* [Requirement] Pull out each line of the data that includes the word "Hours".

* [Records provided]
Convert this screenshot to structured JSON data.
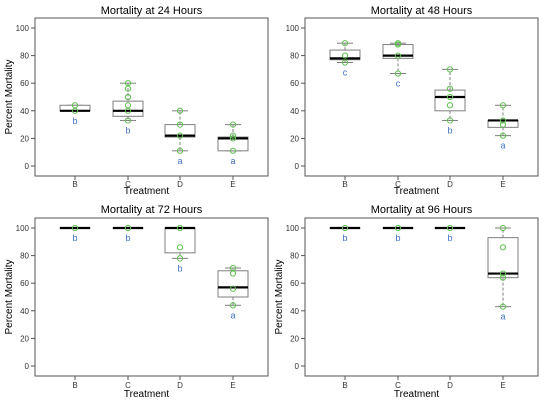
{
  "colors": {
    "points": "#5cbf4c",
    "letters": "#3f6fc4",
    "box": "#7f7f7f",
    "median": "#000000",
    "axis": "#555555"
  },
  "chart_data": [
    {
      "type": "box",
      "title": "Mortality at 24 Hours",
      "xlabel": "Treatment",
      "ylabel": "Percent Mortality",
      "ylim": [
        0,
        100
      ],
      "yticks": [
        0,
        20,
        40,
        60,
        80,
        100
      ],
      "categories": [
        "B",
        "C",
        "D",
        "E"
      ],
      "boxes": [
        {
          "category": "B",
          "min": 40,
          "q1": 40,
          "median": 40,
          "q3": 44,
          "max": 44,
          "points": [
            40,
            44
          ],
          "letter": "b"
        },
        {
          "category": "C",
          "min": 33,
          "q1": 36,
          "median": 40,
          "q3": 47,
          "max": 60,
          "points": [
            33,
            40,
            44,
            50,
            56,
            60
          ],
          "letter": "b"
        },
        {
          "category": "D",
          "min": 11,
          "q1": 21,
          "median": 22,
          "q3": 30,
          "max": 40,
          "points": [
            11,
            22,
            30,
            40
          ],
          "letter": "a"
        },
        {
          "category": "E",
          "min": 11,
          "q1": 11,
          "median": 20,
          "q3": 21,
          "max": 30,
          "points": [
            11,
            20,
            22,
            30
          ],
          "letter": "a"
        }
      ]
    },
    {
      "type": "box",
      "title": "Mortality at 48 Hours",
      "xlabel": "Treatment",
      "ylabel": "",
      "ylim": [
        0,
        100
      ],
      "yticks": [
        0,
        20,
        40,
        60,
        80,
        100
      ],
      "categories": [
        "B",
        "C",
        "D",
        "E"
      ],
      "boxes": [
        {
          "category": "B",
          "min": 75,
          "q1": 77,
          "median": 78,
          "q3": 84,
          "max": 89,
          "points": [
            75,
            80,
            89
          ],
          "letter": "c"
        },
        {
          "category": "C",
          "min": 67,
          "q1": 78,
          "median": 80,
          "q3": 88,
          "max": 89,
          "points": [
            67,
            80,
            88,
            89
          ],
          "letter": "c"
        },
        {
          "category": "D",
          "min": 33,
          "q1": 40,
          "median": 50,
          "q3": 55,
          "max": 70,
          "points": [
            33,
            44,
            50,
            56,
            70
          ],
          "letter": "b"
        },
        {
          "category": "E",
          "min": 22,
          "q1": 28,
          "median": 33,
          "q3": 33,
          "max": 44,
          "points": [
            22,
            30,
            33,
            44
          ],
          "letter": "a"
        }
      ]
    },
    {
      "type": "box",
      "title": "Mortality at 72 Hours",
      "xlabel": "Treatment",
      "ylabel": "Percent Mortality",
      "ylim": [
        0,
        100
      ],
      "yticks": [
        0,
        20,
        40,
        60,
        80,
        100
      ],
      "categories": [
        "B",
        "C",
        "D",
        "E"
      ],
      "boxes": [
        {
          "category": "B",
          "min": 100,
          "q1": 100,
          "median": 100,
          "q3": 100,
          "max": 100,
          "points": [
            100
          ],
          "letter": "b"
        },
        {
          "category": "C",
          "min": 100,
          "q1": 100,
          "median": 100,
          "q3": 100,
          "max": 100,
          "points": [
            100
          ],
          "letter": "b"
        },
        {
          "category": "D",
          "min": 78,
          "q1": 82,
          "median": 100,
          "q3": 100,
          "max": 100,
          "points": [
            78,
            86,
            100
          ],
          "letter": "b"
        },
        {
          "category": "E",
          "min": 44,
          "q1": 50,
          "median": 57,
          "q3": 69,
          "max": 71,
          "points": [
            44,
            56,
            67,
            71
          ],
          "letter": "a"
        }
      ]
    },
    {
      "type": "box",
      "title": "Mortality at 96 Hours",
      "xlabel": "Treatment",
      "ylabel": "Percent Mortality",
      "ylim": [
        0,
        100
      ],
      "yticks": [
        0,
        20,
        40,
        60,
        80,
        100
      ],
      "categories": [
        "B",
        "C",
        "D",
        "E"
      ],
      "boxes": [
        {
          "category": "B",
          "min": 100,
          "q1": 100,
          "median": 100,
          "q3": 100,
          "max": 100,
          "points": [
            100
          ],
          "letter": "b"
        },
        {
          "category": "C",
          "min": 100,
          "q1": 100,
          "median": 100,
          "q3": 100,
          "max": 100,
          "points": [
            100
          ],
          "letter": "b"
        },
        {
          "category": "D",
          "min": 100,
          "q1": 100,
          "median": 100,
          "q3": 100,
          "max": 100,
          "points": [
            100
          ],
          "letter": "b"
        },
        {
          "category": "E",
          "min": 43,
          "q1": 64,
          "median": 67,
          "q3": 93,
          "max": 100,
          "points": [
            43,
            64,
            67,
            86,
            100
          ],
          "letter": "a"
        }
      ]
    }
  ]
}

* [Answer to the task]
      "title": "Mortality at 24 Hours",
      "title": "Mortality at 48 Hours",
      "title": "Mortality at 72 Hours",
      "title": "Mortality at 96 Hours",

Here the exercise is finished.